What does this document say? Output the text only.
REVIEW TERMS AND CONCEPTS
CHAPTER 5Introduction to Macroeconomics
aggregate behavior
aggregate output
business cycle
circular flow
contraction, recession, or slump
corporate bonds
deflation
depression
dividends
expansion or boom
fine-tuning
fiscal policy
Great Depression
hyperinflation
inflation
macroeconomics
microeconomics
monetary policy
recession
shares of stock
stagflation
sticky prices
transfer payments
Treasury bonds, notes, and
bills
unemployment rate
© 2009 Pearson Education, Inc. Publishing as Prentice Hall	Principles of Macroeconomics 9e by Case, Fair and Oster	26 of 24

##############################

## Task brief
State the count of lines that contain the string "aggregate". Nothing else is needed.

## Reply
2